WHAT YOU ARE ASKED TO DO: Gather from the listing below each line that includes the word "date", and copy it.

PROVIDED RECORDS:
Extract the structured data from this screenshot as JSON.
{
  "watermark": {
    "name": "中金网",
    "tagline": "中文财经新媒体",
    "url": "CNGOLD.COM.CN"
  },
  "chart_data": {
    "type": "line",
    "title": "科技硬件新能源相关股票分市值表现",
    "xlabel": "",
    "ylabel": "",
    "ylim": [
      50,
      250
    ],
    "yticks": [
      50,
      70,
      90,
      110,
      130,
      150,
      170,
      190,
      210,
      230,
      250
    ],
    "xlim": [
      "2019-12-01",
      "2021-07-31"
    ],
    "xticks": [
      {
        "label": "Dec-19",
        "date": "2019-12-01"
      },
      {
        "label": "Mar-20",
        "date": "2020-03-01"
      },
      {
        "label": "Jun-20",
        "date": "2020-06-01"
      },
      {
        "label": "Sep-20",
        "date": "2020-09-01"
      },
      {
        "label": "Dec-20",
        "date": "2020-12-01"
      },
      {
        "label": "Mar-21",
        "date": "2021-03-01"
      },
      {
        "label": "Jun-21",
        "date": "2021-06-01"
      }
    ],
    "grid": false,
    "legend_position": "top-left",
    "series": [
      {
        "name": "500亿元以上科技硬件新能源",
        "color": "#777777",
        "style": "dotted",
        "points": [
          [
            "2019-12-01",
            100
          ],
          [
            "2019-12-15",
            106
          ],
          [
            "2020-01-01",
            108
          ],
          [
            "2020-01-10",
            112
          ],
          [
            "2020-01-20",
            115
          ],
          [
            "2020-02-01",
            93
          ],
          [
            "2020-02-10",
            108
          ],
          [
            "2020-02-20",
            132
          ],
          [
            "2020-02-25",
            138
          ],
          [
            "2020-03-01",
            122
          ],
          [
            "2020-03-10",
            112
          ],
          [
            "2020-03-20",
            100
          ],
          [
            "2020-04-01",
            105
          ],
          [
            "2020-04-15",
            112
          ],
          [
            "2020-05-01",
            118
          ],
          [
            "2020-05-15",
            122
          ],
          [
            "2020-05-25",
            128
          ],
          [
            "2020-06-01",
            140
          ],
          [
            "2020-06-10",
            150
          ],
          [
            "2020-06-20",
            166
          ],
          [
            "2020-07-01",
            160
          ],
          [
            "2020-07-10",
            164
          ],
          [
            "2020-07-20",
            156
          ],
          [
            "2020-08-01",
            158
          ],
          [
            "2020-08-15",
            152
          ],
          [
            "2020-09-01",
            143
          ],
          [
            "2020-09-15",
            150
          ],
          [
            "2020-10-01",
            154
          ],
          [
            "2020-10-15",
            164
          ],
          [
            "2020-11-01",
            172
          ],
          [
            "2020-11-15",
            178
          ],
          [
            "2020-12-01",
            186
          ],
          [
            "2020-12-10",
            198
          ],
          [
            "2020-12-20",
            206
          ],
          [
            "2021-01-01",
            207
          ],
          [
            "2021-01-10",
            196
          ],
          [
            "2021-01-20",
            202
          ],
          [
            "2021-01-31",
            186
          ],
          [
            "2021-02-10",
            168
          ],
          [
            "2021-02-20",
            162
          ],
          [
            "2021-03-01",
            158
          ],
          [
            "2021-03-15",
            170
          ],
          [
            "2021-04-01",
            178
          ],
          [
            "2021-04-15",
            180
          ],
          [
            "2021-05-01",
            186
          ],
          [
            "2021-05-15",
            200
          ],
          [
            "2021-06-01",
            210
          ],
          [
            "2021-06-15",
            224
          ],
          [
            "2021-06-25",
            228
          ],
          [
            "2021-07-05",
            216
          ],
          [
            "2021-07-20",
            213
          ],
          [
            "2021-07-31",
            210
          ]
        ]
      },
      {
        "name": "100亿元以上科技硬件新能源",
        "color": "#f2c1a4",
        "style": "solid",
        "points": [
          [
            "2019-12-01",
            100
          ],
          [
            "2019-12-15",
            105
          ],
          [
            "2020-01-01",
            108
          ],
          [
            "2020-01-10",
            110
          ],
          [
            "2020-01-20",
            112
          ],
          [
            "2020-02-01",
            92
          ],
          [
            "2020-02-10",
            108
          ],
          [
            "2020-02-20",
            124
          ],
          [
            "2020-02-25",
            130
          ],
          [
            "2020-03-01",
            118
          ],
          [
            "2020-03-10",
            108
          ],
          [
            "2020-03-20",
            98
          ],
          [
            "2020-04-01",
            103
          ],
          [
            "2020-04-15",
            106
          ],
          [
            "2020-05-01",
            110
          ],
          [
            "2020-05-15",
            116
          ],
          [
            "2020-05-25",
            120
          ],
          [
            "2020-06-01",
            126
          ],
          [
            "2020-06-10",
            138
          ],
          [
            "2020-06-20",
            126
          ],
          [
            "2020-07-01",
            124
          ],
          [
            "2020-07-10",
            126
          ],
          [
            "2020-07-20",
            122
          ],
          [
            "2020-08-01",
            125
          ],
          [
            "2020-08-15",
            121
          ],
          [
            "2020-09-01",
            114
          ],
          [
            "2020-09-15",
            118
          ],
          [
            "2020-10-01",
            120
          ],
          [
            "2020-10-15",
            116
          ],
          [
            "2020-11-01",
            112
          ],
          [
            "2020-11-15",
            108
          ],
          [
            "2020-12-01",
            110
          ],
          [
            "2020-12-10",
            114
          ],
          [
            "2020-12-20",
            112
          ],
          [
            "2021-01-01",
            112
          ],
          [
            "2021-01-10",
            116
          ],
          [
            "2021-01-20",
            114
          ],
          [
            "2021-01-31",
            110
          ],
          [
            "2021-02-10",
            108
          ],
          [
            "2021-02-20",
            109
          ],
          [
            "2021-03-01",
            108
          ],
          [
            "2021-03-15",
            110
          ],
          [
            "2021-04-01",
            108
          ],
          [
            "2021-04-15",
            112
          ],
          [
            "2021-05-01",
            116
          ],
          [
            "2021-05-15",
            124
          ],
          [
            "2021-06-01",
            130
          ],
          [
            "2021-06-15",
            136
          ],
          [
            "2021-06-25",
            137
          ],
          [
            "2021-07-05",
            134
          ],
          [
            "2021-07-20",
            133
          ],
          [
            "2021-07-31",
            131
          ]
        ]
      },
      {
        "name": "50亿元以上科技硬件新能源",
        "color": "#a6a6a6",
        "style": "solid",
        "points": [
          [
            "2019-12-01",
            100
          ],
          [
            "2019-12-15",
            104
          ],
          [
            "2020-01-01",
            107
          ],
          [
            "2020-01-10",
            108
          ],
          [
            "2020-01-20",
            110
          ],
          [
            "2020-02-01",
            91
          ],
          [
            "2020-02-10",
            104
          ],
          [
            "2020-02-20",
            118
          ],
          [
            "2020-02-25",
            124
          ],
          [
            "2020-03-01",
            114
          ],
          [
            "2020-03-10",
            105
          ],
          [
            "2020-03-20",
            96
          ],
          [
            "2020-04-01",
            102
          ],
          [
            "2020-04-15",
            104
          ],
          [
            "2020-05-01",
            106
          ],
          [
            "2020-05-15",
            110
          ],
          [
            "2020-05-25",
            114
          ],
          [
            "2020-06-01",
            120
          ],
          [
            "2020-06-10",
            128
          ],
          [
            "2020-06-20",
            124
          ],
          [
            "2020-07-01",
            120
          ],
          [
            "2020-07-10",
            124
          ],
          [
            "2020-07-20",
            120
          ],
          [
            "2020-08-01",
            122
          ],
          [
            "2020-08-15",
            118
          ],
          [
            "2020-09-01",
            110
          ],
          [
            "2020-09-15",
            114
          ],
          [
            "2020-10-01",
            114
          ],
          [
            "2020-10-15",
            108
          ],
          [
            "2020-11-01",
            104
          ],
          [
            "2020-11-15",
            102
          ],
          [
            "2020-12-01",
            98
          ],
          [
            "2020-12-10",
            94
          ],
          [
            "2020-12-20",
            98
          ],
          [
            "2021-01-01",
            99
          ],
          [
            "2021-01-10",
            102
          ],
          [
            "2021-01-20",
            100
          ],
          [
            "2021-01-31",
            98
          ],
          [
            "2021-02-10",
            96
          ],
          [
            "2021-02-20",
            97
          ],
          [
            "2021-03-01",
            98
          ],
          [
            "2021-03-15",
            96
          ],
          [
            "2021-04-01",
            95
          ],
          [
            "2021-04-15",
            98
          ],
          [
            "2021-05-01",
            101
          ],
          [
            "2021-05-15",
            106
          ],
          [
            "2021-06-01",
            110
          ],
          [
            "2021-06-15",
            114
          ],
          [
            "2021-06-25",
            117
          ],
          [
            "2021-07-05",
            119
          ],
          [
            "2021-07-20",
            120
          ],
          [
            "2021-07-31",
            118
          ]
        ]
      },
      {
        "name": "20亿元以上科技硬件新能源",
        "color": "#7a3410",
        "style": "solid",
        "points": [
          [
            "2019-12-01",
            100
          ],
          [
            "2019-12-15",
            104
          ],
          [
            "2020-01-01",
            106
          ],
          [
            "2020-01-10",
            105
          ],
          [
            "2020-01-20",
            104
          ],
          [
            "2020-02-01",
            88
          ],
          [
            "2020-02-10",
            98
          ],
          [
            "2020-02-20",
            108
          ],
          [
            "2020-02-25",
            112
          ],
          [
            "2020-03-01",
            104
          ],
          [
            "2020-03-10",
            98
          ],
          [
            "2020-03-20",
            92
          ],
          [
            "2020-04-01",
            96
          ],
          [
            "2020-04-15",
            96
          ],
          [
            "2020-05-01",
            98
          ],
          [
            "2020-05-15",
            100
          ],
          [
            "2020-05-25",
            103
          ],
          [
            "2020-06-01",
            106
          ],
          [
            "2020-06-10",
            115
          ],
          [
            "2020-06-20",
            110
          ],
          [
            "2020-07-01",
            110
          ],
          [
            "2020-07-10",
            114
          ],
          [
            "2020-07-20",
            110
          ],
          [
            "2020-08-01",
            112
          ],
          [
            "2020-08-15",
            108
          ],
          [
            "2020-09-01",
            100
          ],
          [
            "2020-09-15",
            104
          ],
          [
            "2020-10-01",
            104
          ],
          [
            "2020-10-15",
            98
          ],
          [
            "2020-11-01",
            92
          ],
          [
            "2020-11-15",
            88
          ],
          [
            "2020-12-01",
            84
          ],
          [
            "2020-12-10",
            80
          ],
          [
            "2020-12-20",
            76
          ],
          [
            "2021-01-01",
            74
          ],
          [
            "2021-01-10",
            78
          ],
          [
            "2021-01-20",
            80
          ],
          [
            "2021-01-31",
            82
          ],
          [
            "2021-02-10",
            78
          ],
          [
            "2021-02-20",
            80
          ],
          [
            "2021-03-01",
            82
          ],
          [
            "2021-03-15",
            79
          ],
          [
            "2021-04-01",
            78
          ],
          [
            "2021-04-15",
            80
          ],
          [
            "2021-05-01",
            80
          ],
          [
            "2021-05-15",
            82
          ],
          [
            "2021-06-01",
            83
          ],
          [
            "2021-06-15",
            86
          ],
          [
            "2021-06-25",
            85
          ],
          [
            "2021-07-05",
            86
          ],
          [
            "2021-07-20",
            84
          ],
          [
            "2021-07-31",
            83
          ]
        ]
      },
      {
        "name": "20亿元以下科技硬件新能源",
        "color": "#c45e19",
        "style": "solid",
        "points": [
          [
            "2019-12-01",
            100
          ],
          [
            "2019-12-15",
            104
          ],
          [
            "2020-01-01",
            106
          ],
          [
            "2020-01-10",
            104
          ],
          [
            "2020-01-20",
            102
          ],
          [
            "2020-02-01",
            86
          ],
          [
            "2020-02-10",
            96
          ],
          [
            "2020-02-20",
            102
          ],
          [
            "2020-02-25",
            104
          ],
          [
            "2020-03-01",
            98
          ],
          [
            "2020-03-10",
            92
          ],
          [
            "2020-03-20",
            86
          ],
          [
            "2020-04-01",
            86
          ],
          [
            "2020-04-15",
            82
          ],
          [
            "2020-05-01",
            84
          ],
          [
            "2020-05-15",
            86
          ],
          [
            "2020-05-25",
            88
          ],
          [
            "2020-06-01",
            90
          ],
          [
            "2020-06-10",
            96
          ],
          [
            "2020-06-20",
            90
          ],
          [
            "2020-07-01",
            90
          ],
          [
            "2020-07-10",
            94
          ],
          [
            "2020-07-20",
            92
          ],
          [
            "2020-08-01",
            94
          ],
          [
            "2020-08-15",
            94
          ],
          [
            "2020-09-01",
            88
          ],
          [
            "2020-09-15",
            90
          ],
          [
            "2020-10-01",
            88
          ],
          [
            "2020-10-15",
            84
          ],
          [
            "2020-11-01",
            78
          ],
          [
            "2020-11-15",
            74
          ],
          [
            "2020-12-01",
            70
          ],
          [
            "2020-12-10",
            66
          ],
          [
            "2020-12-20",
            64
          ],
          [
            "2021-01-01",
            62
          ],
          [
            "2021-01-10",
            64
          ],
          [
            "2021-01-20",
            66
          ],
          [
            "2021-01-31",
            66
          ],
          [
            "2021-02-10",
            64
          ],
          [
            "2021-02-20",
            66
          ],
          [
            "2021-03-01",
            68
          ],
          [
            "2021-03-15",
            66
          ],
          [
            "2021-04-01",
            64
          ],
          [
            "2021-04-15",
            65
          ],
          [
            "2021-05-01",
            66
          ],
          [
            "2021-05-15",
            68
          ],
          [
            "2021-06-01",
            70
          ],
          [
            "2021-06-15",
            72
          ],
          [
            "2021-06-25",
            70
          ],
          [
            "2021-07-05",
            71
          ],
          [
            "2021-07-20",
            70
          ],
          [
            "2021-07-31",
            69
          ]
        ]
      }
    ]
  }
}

RIGHT ANSWER:
        "date": "2019-12-01"
        "date": "2020-03-01"
        "date": "2020-06-01"
        "date": "2020-09-01"
        "date": "2020-12-01"
        "date": "2021-03-01"
        "date": "2021-06-01"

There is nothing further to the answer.